- Exercise: Select, from the material below, each line with "JSON" in it.

--- Raw records ---

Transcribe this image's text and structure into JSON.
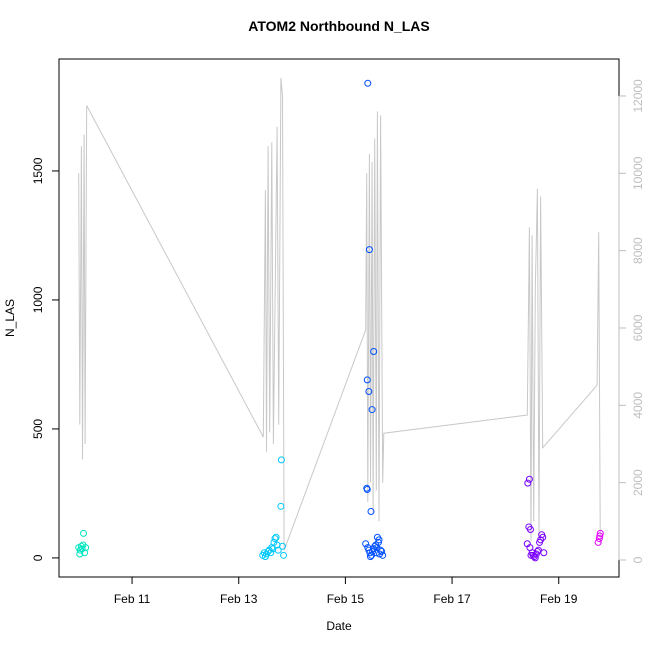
{
  "chart_data": {
    "type": "scatter",
    "title": "ATOM2 Northbound N_LAS",
    "x_label": "Date",
    "y_label": "N_LAS",
    "xlim": [
      9.63,
      20.13
    ],
    "xticks": [
      {
        "value": 11,
        "label": "Feb 11"
      },
      {
        "value": 13,
        "label": "Feb 13"
      },
      {
        "value": 15,
        "label": "Feb 15"
      },
      {
        "value": 17,
        "label": "Feb 17"
      },
      {
        "value": 19,
        "label": "Feb 19"
      }
    ],
    "ylim": [
      -74,
      1934
    ],
    "yticks": [
      0,
      500,
      1000,
      1500
    ],
    "y2lim": [
      -440,
      12956
    ],
    "y2ticks": [
      0,
      2000,
      4000,
      6000,
      8000,
      10000,
      12000
    ],
    "y2_color": "#bebebe",
    "series": [
      {
        "color": "#00e5c0",
        "x": [
          10.0,
          10.02,
          10.03,
          10.05,
          10.06,
          10.08,
          10.09,
          10.11,
          10.13
        ],
        "values": [
          40,
          15,
          30,
          45,
          35,
          50,
          95,
          20,
          40
        ]
      },
      {
        "color": "#00c8ff",
        "x": [
          13.45,
          13.48,
          13.5,
          13.52,
          13.55,
          13.57,
          13.6,
          13.62,
          13.64,
          13.66,
          13.68,
          13.7,
          13.72,
          13.74,
          13.8,
          13.79,
          13.82,
          13.84
        ],
        "values": [
          10,
          20,
          5,
          15,
          25,
          30,
          20,
          40,
          35,
          60,
          75,
          80,
          50,
          30,
          380,
          200,
          45,
          10
        ]
      },
      {
        "color": "#0050ff",
        "x": [
          15.42,
          15.45,
          15.53,
          15.41,
          15.44,
          15.5,
          15.4,
          15.41,
          15.48,
          15.38,
          15.42,
          15.44,
          15.46,
          15.49,
          15.51,
          15.53,
          15.6,
          15.62,
          15.55,
          15.58,
          15.64,
          15.66,
          15.57,
          15.63,
          15.68,
          15.7,
          15.47,
          15.59
        ],
        "values": [
          1840,
          1195,
          800,
          690,
          645,
          575,
          270,
          265,
          180,
          55,
          40,
          30,
          20,
          10,
          25,
          35,
          80,
          60,
          45,
          20,
          15,
          30,
          50,
          70,
          25,
          10,
          5,
          40
        ]
      },
      {
        "color": "#7a00ff",
        "x": [
          18.42,
          18.45,
          18.44,
          18.47,
          18.41,
          18.46,
          18.5,
          18.52,
          18.54,
          18.56,
          18.58,
          18.6,
          18.62,
          18.66,
          18.68,
          18.7,
          18.64,
          18.72,
          18.48
        ],
        "values": [
          290,
          305,
          120,
          110,
          55,
          40,
          20,
          10,
          5,
          0,
          15,
          25,
          30,
          70,
          90,
          80,
          60,
          20,
          10
        ]
      },
      {
        "color": "#e600ff",
        "x": [
          19.74,
          19.76,
          19.78,
          19.77
        ],
        "values": [
          60,
          75,
          95,
          85
        ]
      },
      {
        "style": "line",
        "axis": "y2",
        "color": "#c8c8c8",
        "x": [
          10.0,
          10.02,
          10.05,
          10.07,
          10.1,
          10.12,
          10.15,
          13.46,
          13.5,
          13.52,
          13.55,
          13.58,
          13.62,
          13.65,
          13.72,
          13.75,
          13.79,
          13.82,
          13.85,
          15.38,
          15.4,
          15.42,
          15.45,
          15.47,
          15.5,
          15.52,
          15.55,
          15.58,
          15.6,
          15.63,
          15.66,
          15.7,
          15.72,
          18.41,
          18.45,
          18.48,
          18.5,
          18.53,
          18.56,
          18.6,
          18.63,
          18.66,
          18.7,
          19.72,
          19.75,
          19.78
        ],
        "values": [
          10000,
          3500,
          10700,
          2600,
          11000,
          3000,
          11750,
          3180,
          9570,
          2800,
          10700,
          3300,
          10800,
          3000,
          11200,
          3500,
          12465,
          12000,
          250,
          5950,
          10000,
          1500,
          10500,
          2000,
          10300,
          1200,
          10900,
          1800,
          11600,
          1000,
          11500,
          2000,
          3280,
          3750,
          8600,
          500,
          8400,
          1000,
          7000,
          9600,
          600,
          9400,
          2900,
          4520,
          8480,
          400
        ]
      }
    ]
  }
}
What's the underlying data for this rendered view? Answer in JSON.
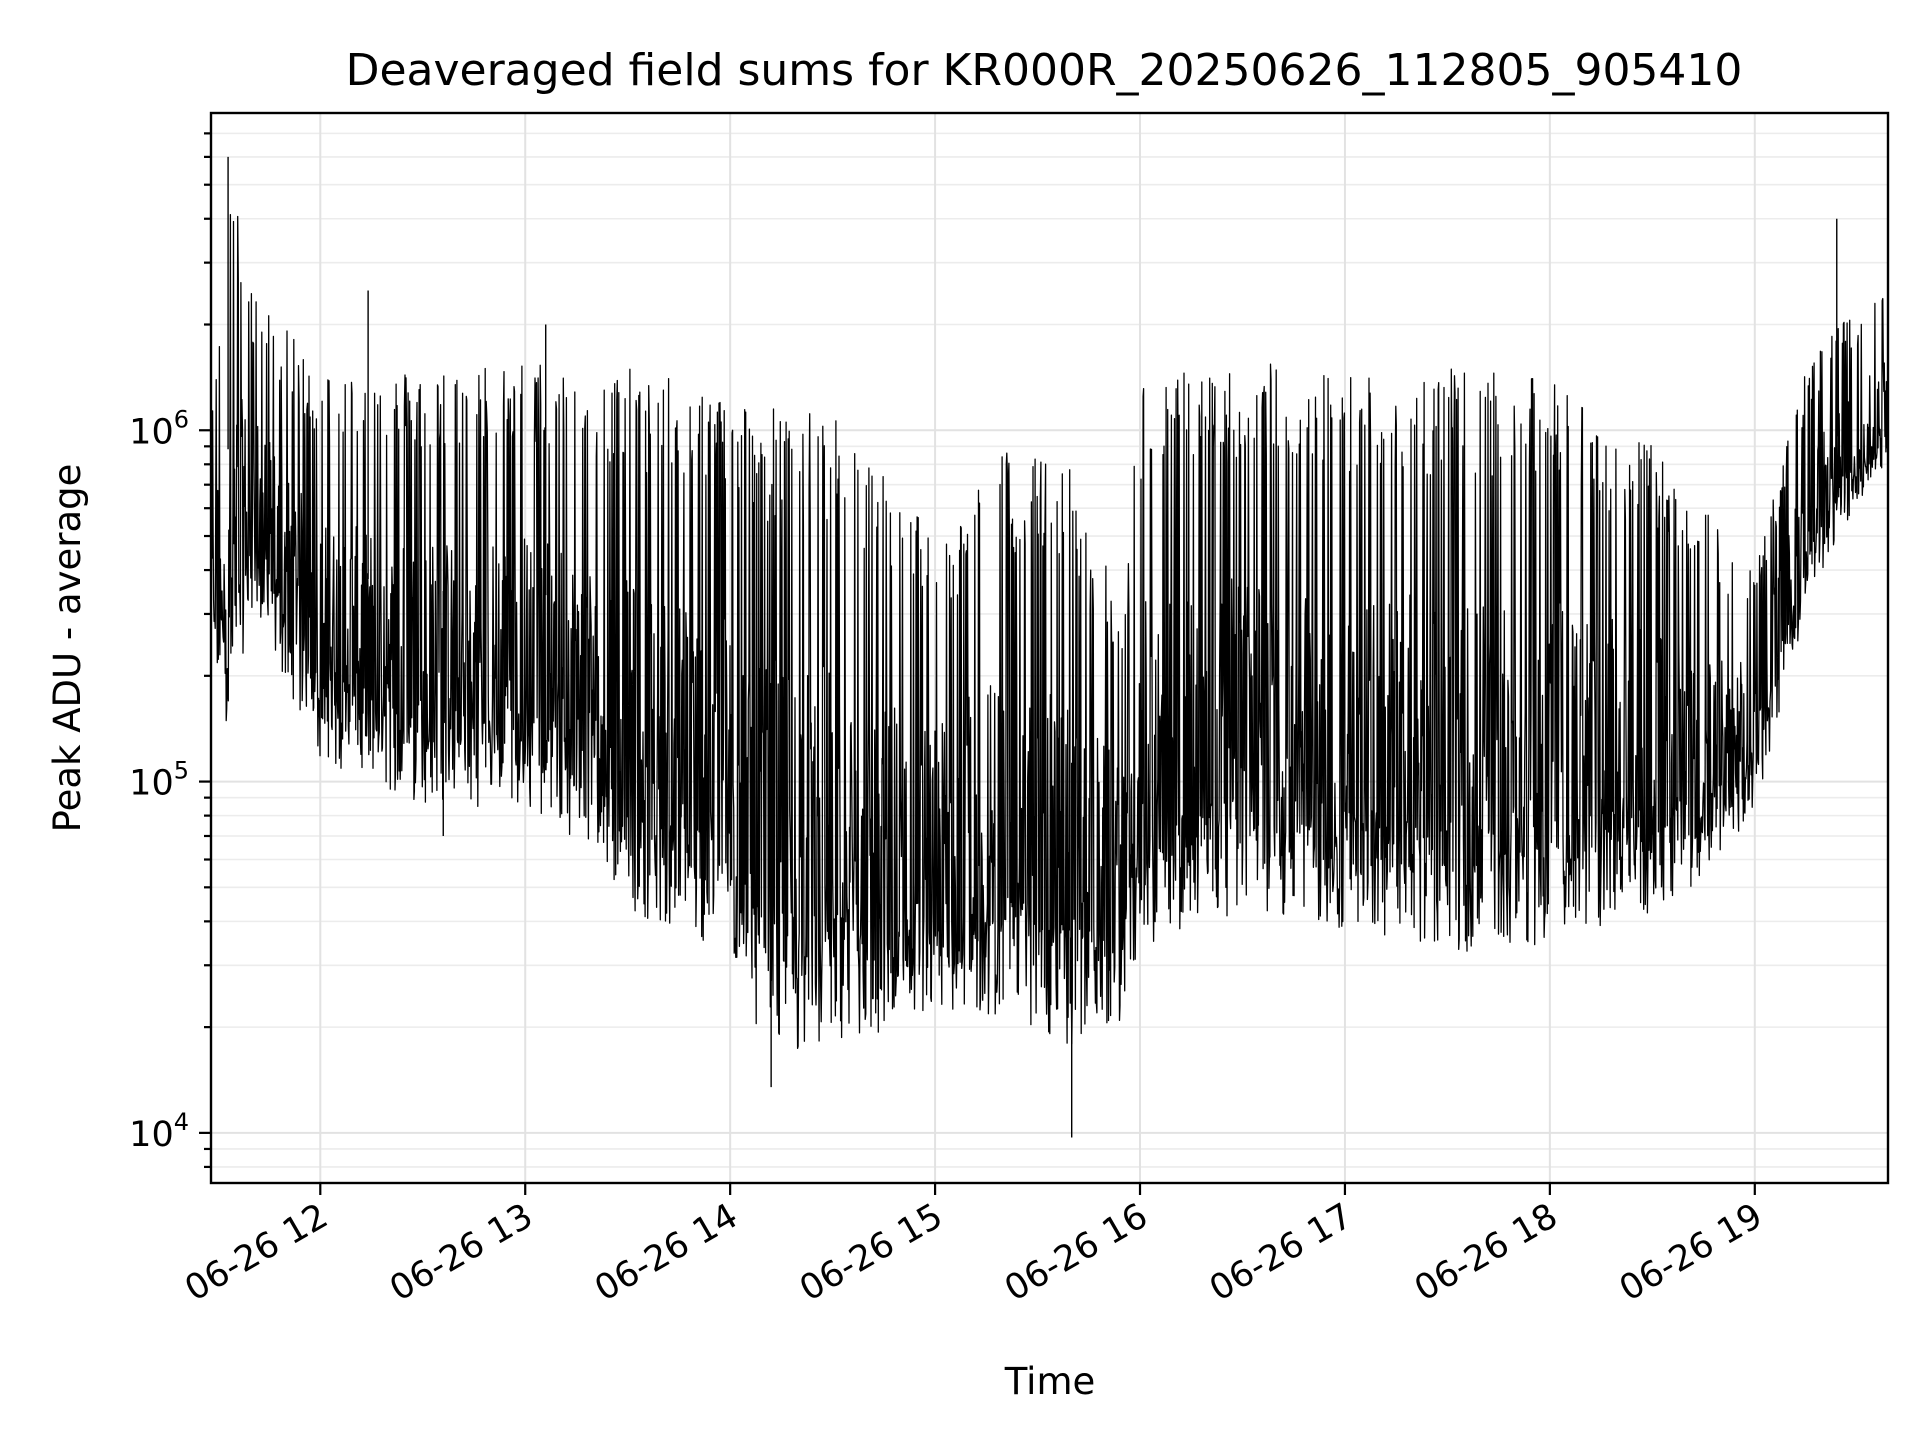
{
  "chart_data": {
    "type": "line",
    "title": "Deaveraged field sums for KR000R_20250626_112805_905410",
    "xlabel": "Time",
    "ylabel": "Peak ADU - average",
    "yscale": "log",
    "ylim": [
      7200,
      8000000
    ],
    "xlim": [
      "2025-06-26 11:28",
      "2025-06-26 19:39"
    ],
    "grid": true,
    "legend": "none",
    "line_color": "#000000",
    "x_ticks": [
      {
        "value": "2025-06-26 12:00",
        "label": "06-26 12"
      },
      {
        "value": "2025-06-26 13:00",
        "label": "06-26 13"
      },
      {
        "value": "2025-06-26 14:00",
        "label": "06-26 14"
      },
      {
        "value": "2025-06-26 15:00",
        "label": "06-26 15"
      },
      {
        "value": "2025-06-26 16:00",
        "label": "06-26 16"
      },
      {
        "value": "2025-06-26 17:00",
        "label": "06-26 17"
      },
      {
        "value": "2025-06-26 18:00",
        "label": "06-26 18"
      },
      {
        "value": "2025-06-26 19:00",
        "label": "06-26 19"
      }
    ],
    "y_ticks": [
      {
        "value": 10000,
        "base": "10",
        "exp": "4"
      },
      {
        "value": 100000,
        "base": "10",
        "exp": "5"
      },
      {
        "value": 1000000,
        "base": "10",
        "exp": "6"
      }
    ],
    "series": [
      {
        "envelope": [
          {
            "t": "2025-06-26 11:28",
            "low": 200000,
            "high": 1000000
          },
          {
            "t": "2025-06-26 11:33",
            "low": 130000,
            "high": 6000000
          },
          {
            "t": "2025-06-26 11:40",
            "low": 300000,
            "high": 2500000
          },
          {
            "t": "2025-06-26 12:00",
            "low": 110000,
            "high": 1500000
          },
          {
            "t": "2025-06-26 12:30",
            "low": 80000,
            "high": 1500000
          },
          {
            "t": "2025-06-26 13:00",
            "low": 80000,
            "high": 1600000
          },
          {
            "t": "2025-06-26 13:20",
            "low": 60000,
            "high": 1500000
          },
          {
            "t": "2025-06-26 13:30",
            "low": 40000,
            "high": 1500000
          },
          {
            "t": "2025-06-26 14:00",
            "low": 30000,
            "high": 1300000
          },
          {
            "t": "2025-06-26 14:10",
            "low": 16000,
            "high": 1200000
          },
          {
            "t": "2025-06-26 14:30",
            "low": 15000,
            "high": 1100000
          },
          {
            "t": "2025-06-26 14:50",
            "low": 17000,
            "high": 700000
          },
          {
            "t": "2025-06-26 15:00",
            "low": 20000,
            "high": 500000
          },
          {
            "t": "2025-06-26 15:20",
            "low": 20000,
            "high": 900000
          },
          {
            "t": "2025-06-26 15:40",
            "low": 16000,
            "high": 800000
          },
          {
            "t": "2025-06-26 15:55",
            "low": 20000,
            "high": 300000
          },
          {
            "t": "2025-06-26 16:00",
            "low": 30000,
            "high": 1400000
          },
          {
            "t": "2025-06-26 16:30",
            "low": 40000,
            "high": 1600000
          },
          {
            "t": "2025-06-26 17:00",
            "low": 35000,
            "high": 1500000
          },
          {
            "t": "2025-06-26 17:30",
            "low": 30000,
            "high": 1500000
          },
          {
            "t": "2025-06-26 18:00",
            "low": 32000,
            "high": 1400000
          },
          {
            "t": "2025-06-26 18:30",
            "low": 40000,
            "high": 900000
          },
          {
            "t": "2025-06-26 18:45",
            "low": 50000,
            "high": 600000
          },
          {
            "t": "2025-06-26 19:00",
            "low": 80000,
            "high": 400000
          },
          {
            "t": "2025-06-26 19:15",
            "low": 300000,
            "high": 1500000
          },
          {
            "t": "2025-06-26 19:25",
            "low": 500000,
            "high": 2000000
          },
          {
            "t": "2025-06-26 19:39",
            "low": 800000,
            "high": 2500000
          }
        ],
        "spikes": [
          {
            "t": "2025-06-26 11:33",
            "value": 6000000
          },
          {
            "t": "2025-06-26 15:40",
            "value": 9700
          },
          {
            "t": "2025-06-26 19:24",
            "value": 4000000
          },
          {
            "t": "2025-06-26 12:14",
            "value": 2500000
          },
          {
            "t": "2025-06-26 12:36",
            "value": 70000
          },
          {
            "t": "2025-06-26 14:12",
            "value": 13500
          },
          {
            "t": "2025-06-26 13:06",
            "value": 2000000
          }
        ]
      }
    ]
  }
}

---

- Task solution:
Transcribe this image's text and structure into JSON.
What's the underlying data for this rendered view? Answer in JSON.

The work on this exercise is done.